**SUPPLIED DATA**

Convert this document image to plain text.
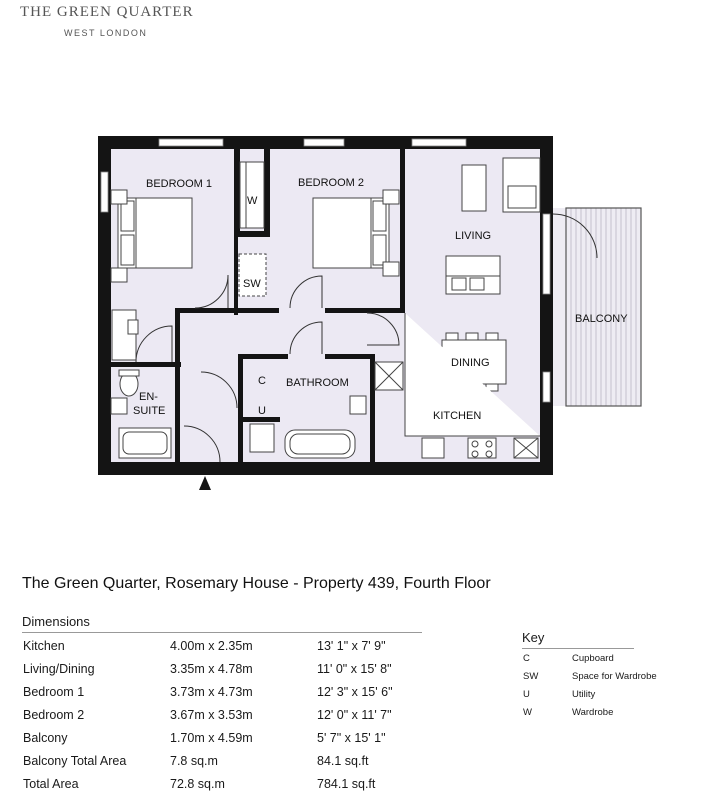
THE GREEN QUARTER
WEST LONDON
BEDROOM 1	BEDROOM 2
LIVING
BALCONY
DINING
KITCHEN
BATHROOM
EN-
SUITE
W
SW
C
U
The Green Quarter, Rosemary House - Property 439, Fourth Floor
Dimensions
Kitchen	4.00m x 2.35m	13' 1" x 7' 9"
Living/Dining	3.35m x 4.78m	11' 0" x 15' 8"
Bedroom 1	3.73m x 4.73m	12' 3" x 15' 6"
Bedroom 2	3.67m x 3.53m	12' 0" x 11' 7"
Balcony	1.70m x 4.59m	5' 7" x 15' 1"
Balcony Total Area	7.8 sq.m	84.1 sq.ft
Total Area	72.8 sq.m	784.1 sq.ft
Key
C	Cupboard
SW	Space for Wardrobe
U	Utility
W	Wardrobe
==
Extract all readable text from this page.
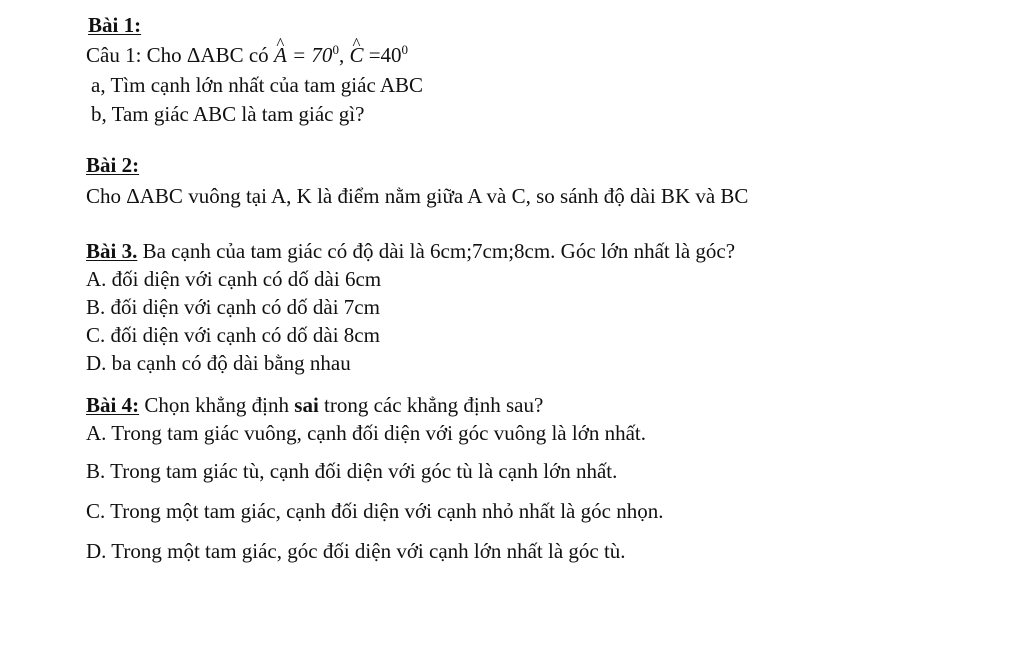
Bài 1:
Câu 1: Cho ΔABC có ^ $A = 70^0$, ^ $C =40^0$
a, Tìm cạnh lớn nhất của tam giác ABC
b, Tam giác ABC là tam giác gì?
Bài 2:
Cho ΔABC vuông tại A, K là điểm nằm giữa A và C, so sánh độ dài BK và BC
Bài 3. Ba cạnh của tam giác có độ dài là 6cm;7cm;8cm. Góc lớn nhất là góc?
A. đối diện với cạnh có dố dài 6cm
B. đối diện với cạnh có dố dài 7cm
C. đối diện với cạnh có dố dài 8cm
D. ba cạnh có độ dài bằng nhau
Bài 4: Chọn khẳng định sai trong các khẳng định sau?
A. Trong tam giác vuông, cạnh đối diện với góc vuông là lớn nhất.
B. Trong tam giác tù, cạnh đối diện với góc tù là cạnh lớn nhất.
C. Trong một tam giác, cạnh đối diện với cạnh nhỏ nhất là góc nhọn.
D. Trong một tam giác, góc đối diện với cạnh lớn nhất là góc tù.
==
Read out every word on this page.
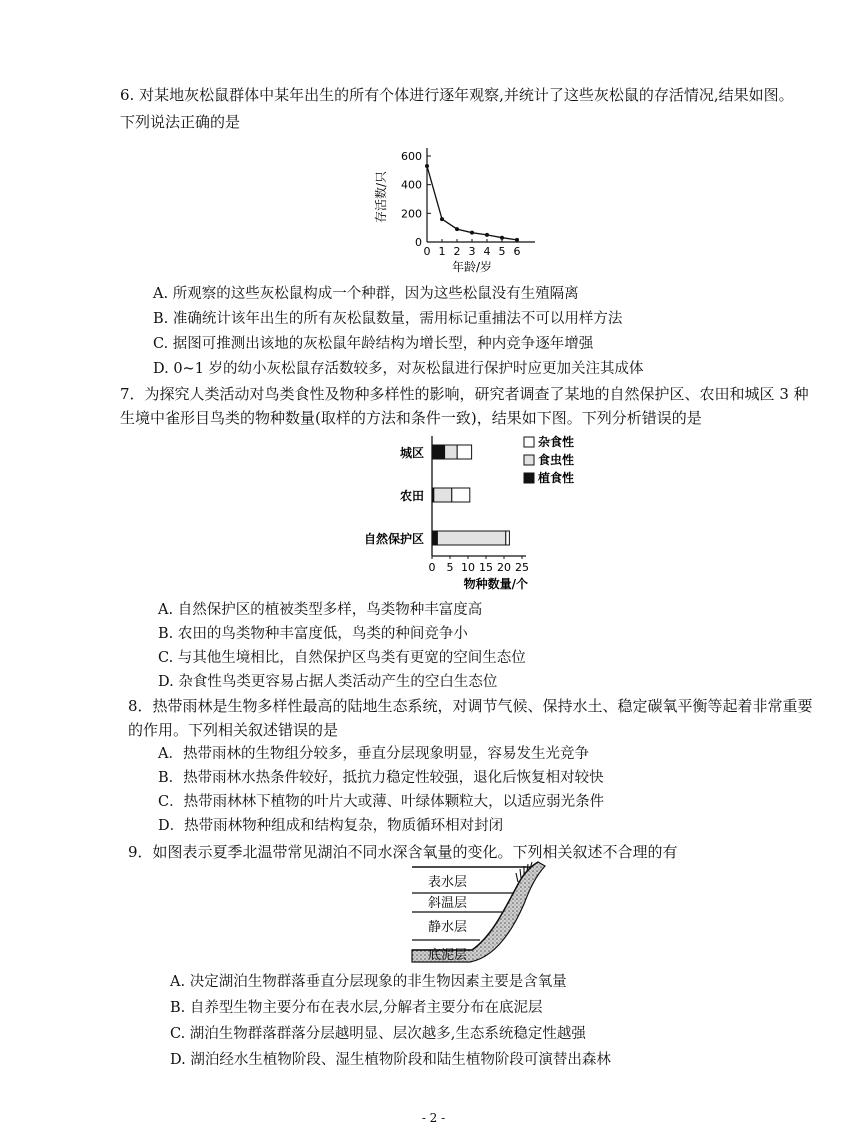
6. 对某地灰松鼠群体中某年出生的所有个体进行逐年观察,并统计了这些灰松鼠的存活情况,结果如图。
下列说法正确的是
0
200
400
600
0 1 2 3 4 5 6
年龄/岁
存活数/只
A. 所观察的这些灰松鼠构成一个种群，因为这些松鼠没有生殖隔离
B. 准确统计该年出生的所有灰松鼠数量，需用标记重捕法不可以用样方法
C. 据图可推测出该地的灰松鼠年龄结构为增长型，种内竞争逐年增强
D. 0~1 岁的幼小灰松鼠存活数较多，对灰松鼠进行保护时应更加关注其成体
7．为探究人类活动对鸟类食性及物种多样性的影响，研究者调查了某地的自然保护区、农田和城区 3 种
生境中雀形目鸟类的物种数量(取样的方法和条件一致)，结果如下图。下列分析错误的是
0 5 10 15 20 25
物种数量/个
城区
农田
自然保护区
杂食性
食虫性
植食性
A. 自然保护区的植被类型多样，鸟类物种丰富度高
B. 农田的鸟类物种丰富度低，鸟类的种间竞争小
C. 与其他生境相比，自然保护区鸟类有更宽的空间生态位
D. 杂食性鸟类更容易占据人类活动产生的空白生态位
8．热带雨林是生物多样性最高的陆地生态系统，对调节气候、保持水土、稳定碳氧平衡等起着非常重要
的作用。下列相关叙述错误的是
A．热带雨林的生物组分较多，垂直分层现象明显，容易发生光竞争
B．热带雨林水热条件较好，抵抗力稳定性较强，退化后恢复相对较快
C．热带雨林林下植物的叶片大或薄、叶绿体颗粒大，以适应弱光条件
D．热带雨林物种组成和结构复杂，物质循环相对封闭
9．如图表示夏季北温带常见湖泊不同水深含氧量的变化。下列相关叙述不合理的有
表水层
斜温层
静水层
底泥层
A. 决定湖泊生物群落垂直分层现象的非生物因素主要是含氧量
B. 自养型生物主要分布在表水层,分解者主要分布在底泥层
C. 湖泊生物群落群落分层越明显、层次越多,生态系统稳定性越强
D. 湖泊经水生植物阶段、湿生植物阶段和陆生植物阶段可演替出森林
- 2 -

**WHAT THE TASK ASKS**
Extract each line holding the word "Area" from the records.

**ANSWER FOR THIS EXERCISE**
Balcony Total Area	7.8 sq.m	84.1 sq.ft
Total Area	72.8 sq.m	784.1 sq.ft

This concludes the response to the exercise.